> **Written task**: Your reply should be a single number: how many lines contain the string "Correlation".
START
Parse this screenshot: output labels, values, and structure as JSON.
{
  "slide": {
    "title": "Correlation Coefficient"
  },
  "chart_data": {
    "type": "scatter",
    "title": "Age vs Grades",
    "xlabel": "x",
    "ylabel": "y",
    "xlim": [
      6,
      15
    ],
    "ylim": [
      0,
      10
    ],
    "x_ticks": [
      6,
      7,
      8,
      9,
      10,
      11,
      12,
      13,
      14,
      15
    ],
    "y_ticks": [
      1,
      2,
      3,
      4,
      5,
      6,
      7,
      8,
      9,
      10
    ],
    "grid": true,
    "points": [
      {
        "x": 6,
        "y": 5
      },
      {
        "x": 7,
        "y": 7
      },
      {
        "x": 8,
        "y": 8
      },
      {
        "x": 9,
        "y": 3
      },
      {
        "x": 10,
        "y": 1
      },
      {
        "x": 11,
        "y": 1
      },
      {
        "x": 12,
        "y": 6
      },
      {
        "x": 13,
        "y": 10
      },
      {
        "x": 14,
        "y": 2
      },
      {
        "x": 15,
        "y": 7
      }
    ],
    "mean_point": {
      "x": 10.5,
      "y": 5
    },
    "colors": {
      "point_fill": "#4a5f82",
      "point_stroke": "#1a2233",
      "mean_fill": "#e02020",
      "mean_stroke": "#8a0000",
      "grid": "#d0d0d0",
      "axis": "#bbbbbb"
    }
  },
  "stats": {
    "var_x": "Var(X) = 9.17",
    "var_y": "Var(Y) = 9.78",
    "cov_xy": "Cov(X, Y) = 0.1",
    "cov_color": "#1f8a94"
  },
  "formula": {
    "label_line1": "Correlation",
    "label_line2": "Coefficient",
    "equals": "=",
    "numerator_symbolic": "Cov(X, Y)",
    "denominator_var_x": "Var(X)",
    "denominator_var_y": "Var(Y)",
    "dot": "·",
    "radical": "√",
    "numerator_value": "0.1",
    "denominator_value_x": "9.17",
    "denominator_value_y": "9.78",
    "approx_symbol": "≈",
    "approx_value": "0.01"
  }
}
END
> **Exercise result**: 2